■ **Available records**:
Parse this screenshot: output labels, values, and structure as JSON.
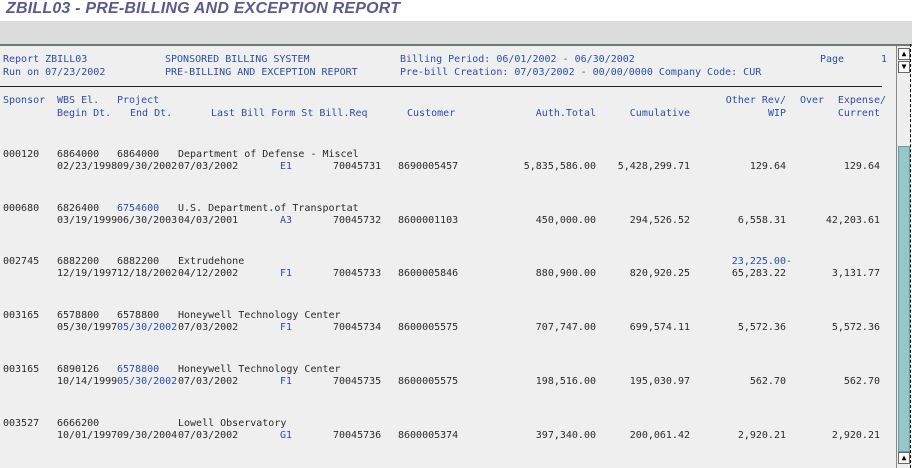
{
  "window": {
    "title": "ZBILL03 - PRE-BILLING AND EXCEPTION REPORT"
  },
  "report_header": {
    "report_id": "Report ZBILL03",
    "run_on": "Run on 07/23/2002",
    "system": "SPONSORED BILLING SYSTEM",
    "report_name": "PRE-BILLING AND EXCEPTION REPORT",
    "billing_period": "Billing Period: 06/01/2002 - 06/30/2002",
    "prebill_creation": "Pre-bill Creation: 07/03/2002 - 00/00/0000 Company Code: CUR",
    "page_label": "Page",
    "page_number": "1"
  },
  "columns": {
    "sponsor": "Sponsor",
    "wbs": "WBS El.",
    "project": "Project",
    "begin_dt": "Begin Dt.",
    "end_dt": "End Dt.",
    "last_bill": "Last Bill Form St Bill.Req",
    "customer": "Customer",
    "auth_total": "Auth.Total",
    "cumulative": "Cumulative",
    "other_rev": "Other Rev/",
    "wip": "WIP",
    "over": "Over",
    "expense": "Expense/",
    "current": "Current"
  },
  "rows": [
    {
      "sponsor": "000120",
      "wbs": "6864000",
      "project": "6864000",
      "project_link": false,
      "name": "Department of Defense - Miscel",
      "begin": "02/23/1998",
      "end": "09/30/2002",
      "end_link": false,
      "last_bill": "07/03/2002",
      "form": "E1",
      "bill_req": "70045731",
      "customer": "8690005457",
      "auth_total": "5,835,586.00",
      "cumulative": "5,428,299.71",
      "other_rev": "",
      "wip": "129.64",
      "current": "129.64"
    },
    {
      "sponsor": "000680",
      "wbs": "6826400",
      "project": "6754600",
      "project_link": true,
      "name": "U.S. Department.of Transportat",
      "begin": "03/19/1999",
      "end": "06/30/2003",
      "end_link": false,
      "last_bill": "04/03/2001",
      "form": "A3",
      "bill_req": "70045732",
      "customer": "8600001103",
      "auth_total": "450,000.00",
      "cumulative": "294,526.52",
      "other_rev": "",
      "wip": "6,558.31",
      "current": "42,203.61"
    },
    {
      "sponsor": "002745",
      "wbs": "6882200",
      "project": "6882200",
      "project_link": false,
      "name": "Extrudehone",
      "begin": "12/19/1997",
      "end": "12/18/2002",
      "end_link": false,
      "last_bill": "04/12/2002",
      "form": "F1",
      "bill_req": "70045733",
      "customer": "8600005846",
      "auth_total": "880,900.00",
      "cumulative": "820,920.25",
      "other_rev": "23,225.00-",
      "wip": "65,283.22",
      "current": "3,131.77"
    },
    {
      "sponsor": "003165",
      "wbs": "6578800",
      "project": "6578800",
      "project_link": false,
      "name": "Honeywell Technology Center",
      "begin": "05/30/1997",
      "end": "05/30/2002",
      "end_link": true,
      "last_bill": "07/03/2002",
      "form": "F1",
      "bill_req": "70045734",
      "customer": "8600005575",
      "auth_total": "707,747.00",
      "cumulative": "699,574.11",
      "other_rev": "",
      "wip": "5,572.36",
      "current": "5,572.36"
    },
    {
      "sponsor": "003165",
      "wbs": "6890126",
      "project": "6578800",
      "project_link": true,
      "name": "Honeywell Technology Center",
      "begin": "10/14/1999",
      "end": "05/30/2002",
      "end_link": true,
      "last_bill": "07/03/2002",
      "form": "F1",
      "bill_req": "70045735",
      "customer": "8600005575",
      "auth_total": "198,516.00",
      "cumulative": "195,030.97",
      "other_rev": "",
      "wip": "562.70",
      "current": "562.70"
    },
    {
      "sponsor": "003527",
      "wbs": "6666200",
      "project": "",
      "project_link": false,
      "name": "Lowell Observatory",
      "begin": "10/01/1997",
      "end": "09/30/2004",
      "end_link": false,
      "last_bill": "07/03/2002",
      "form": "G1",
      "bill_req": "70045736",
      "customer": "8600005374",
      "auth_total": "397,340.00",
      "cumulative": "200,061.42",
      "other_rev": "",
      "wip": "2,920.21",
      "current": "2,920.21"
    }
  ],
  "colors": {
    "link": "#2a4ea8",
    "title": "#5a5a8e",
    "scroll_thumb": "#94c8c8"
  }
}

■ **The exercise**:
Exclude every picture and copy the remaining data exactly.

■ **Task response**:
Parse this screenshot: output labels, values, and structure as JSON.
{
  "window": {
    "title": "ZBILL03 - PRE-BILLING AND EXCEPTION REPORT"
  },
  "report_header": {
    "report_id": "Report ZBILL03",
    "run_on": "Run on 07/23/2002",
    "system": "SPONSORED BILLING SYSTEM",
    "report_name": "PRE-BILLING AND EXCEPTION REPORT",
    "billing_period": "Billing Period: 06/01/2002 - 06/30/2002",
    "prebill_creation": "Pre-bill Creation: 07/03/2002 - 00/00/0000 Company Code: CUR",
    "page_label": "Page",
    "page_number": "1"
  },
  "columns": {
    "sponsor": "Sponsor",
    "wbs": "WBS El.",
    "project": "Project",
    "begin_dt": "Begin Dt.",
    "end_dt": "End Dt.",
    "last_bill": "Last Bill Form St Bill.Req",
    "customer": "Customer",
    "auth_total": "Auth.Total",
    "cumulative": "Cumulative",
    "other_rev": "Other Rev/",
    "wip": "WIP",
    "over": "Over",
    "expense": "Expense/",
    "current": "Current"
  },
  "rows": [
    {
      "sponsor": "000120",
      "wbs": "6864000",
      "project": "6864000",
      "project_link": false,
      "name": "Department of Defense - Miscel",
      "begin": "02/23/1998",
      "end": "09/30/2002",
      "end_link": false,
      "last_bill": "07/03/2002",
      "form": "E1",
      "bill_req": "70045731",
      "customer": "8690005457",
      "auth_total": "5,835,586.00",
      "cumulative": "5,428,299.71",
      "other_rev": "",
      "wip": "129.64",
      "current": "129.64"
    },
    {
      "sponsor": "000680",
      "wbs": "6826400",
      "project": "6754600",
      "project_link": true,
      "name": "U.S. Department.of Transportat",
      "begin": "03/19/1999",
      "end": "06/30/2003",
      "end_link": false,
      "last_bill": "04/03/2001",
      "form": "A3",
      "bill_req": "70045732",
      "customer": "8600001103",
      "auth_total": "450,000.00",
      "cumulative": "294,526.52",
      "other_rev": "",
      "wip": "6,558.31",
      "current": "42,203.61"
    },
    {
      "sponsor": "002745",
      "wbs": "6882200",
      "project": "6882200",
      "project_link": false,
      "name": "Extrudehone",
      "begin": "12/19/1997",
      "end": "12/18/2002",
      "end_link": false,
      "last_bill": "04/12/2002",
      "form": "F1",
      "bill_req": "70045733",
      "customer": "8600005846",
      "auth_total": "880,900.00",
      "cumulative": "820,920.25",
      "other_rev": "23,225.00-",
      "wip": "65,283.22",
      "current": "3,131.77"
    },
    {
      "sponsor": "003165",
      "wbs": "6578800",
      "project": "6578800",
      "project_link": false,
      "name": "Honeywell Technology Center",
      "begin": "05/30/1997",
      "end": "05/30/2002",
      "end_link": true,
      "last_bill": "07/03/2002",
      "form": "F1",
      "bill_req": "70045734",
      "customer": "8600005575",
      "auth_total": "707,747.00",
      "cumulative": "699,574.11",
      "other_rev": "",
      "wip": "5,572.36",
      "current": "5,572.36"
    },
    {
      "sponsor": "003165",
      "wbs": "6890126",
      "project": "6578800",
      "project_link": true,
      "name": "Honeywell Technology Center",
      "begin": "10/14/1999",
      "end": "05/30/2002",
      "end_link": true,
      "last_bill": "07/03/2002",
      "form": "F1",
      "bill_req": "70045735",
      "customer": "8600005575",
      "auth_total": "198,516.00",
      "cumulative": "195,030.97",
      "other_rev": "",
      "wip": "562.70",
      "current": "562.70"
    },
    {
      "sponsor": "003527",
      "wbs": "6666200",
      "project": "",
      "project_link": false,
      "name": "Lowell Observatory",
      "begin": "10/01/1997",
      "end": "09/30/2004",
      "end_link": false,
      "last_bill": "07/03/2002",
      "form": "G1",
      "bill_req": "70045736",
      "customer": "8600005374",
      "auth_total": "397,340.00",
      "cumulative": "200,061.42",
      "other_rev": "",
      "wip": "2,920.21",
      "current": "2,920.21"
    }
  ],
  "colors": {
    "link": "#2a4ea8",
    "title": "#5a5a8e",
    "scroll_thumb": "#94c8c8"
  }
}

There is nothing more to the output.